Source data

----

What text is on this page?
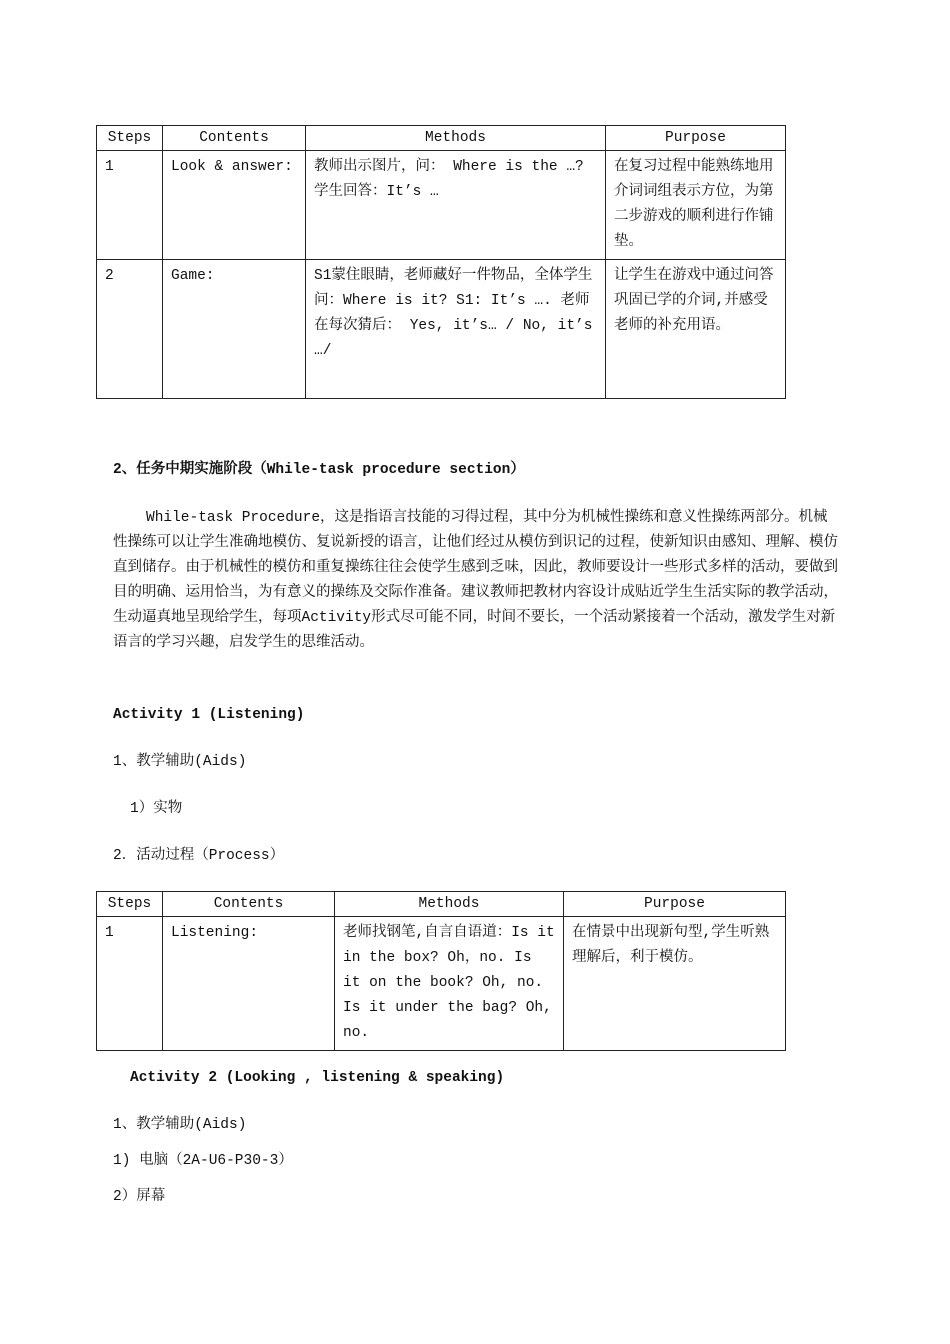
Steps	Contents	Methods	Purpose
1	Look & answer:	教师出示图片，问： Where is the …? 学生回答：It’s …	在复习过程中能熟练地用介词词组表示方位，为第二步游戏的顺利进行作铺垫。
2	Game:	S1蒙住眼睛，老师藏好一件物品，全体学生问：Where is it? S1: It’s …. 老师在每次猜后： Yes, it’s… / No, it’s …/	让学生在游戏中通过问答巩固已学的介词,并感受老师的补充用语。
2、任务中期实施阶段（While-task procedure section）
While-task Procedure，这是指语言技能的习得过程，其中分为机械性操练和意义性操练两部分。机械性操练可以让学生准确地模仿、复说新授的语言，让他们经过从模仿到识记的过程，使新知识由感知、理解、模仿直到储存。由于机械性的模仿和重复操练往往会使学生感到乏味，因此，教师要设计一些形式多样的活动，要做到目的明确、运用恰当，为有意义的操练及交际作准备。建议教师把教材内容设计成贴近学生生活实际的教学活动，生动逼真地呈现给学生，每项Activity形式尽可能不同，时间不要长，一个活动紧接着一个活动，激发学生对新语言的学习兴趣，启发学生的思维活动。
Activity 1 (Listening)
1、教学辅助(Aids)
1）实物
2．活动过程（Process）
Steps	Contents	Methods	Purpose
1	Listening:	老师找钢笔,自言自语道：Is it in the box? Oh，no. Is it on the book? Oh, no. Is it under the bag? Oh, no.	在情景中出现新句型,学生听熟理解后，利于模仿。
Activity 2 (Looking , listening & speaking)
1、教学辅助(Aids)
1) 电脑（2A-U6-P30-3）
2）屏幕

----

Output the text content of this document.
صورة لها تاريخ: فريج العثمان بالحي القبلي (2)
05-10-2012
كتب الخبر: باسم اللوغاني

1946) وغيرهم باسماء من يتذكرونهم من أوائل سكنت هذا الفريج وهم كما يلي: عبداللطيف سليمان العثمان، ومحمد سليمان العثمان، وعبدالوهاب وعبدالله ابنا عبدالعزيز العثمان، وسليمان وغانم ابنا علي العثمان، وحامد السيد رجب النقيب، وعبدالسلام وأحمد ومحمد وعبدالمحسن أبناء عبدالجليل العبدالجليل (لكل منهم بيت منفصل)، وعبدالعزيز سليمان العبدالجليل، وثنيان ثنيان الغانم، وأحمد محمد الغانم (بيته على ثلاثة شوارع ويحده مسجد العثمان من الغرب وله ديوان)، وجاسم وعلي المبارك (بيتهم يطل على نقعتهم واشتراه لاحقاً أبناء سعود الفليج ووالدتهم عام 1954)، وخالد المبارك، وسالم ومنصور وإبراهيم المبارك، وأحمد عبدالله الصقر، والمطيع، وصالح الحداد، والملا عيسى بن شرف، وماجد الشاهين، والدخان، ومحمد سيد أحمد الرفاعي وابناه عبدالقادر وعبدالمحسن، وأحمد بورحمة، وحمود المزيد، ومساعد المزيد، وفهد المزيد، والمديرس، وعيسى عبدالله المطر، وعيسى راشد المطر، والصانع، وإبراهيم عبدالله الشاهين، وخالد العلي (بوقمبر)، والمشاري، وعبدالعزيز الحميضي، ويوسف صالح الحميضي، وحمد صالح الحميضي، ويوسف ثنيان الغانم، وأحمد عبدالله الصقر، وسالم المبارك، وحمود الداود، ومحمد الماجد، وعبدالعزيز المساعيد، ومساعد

----

### WHAT TO PRODUCE:
Pick every line with "text" in it and copy it.

### FULL RESPONSE:
What text is on this page?
Output the text content of this document.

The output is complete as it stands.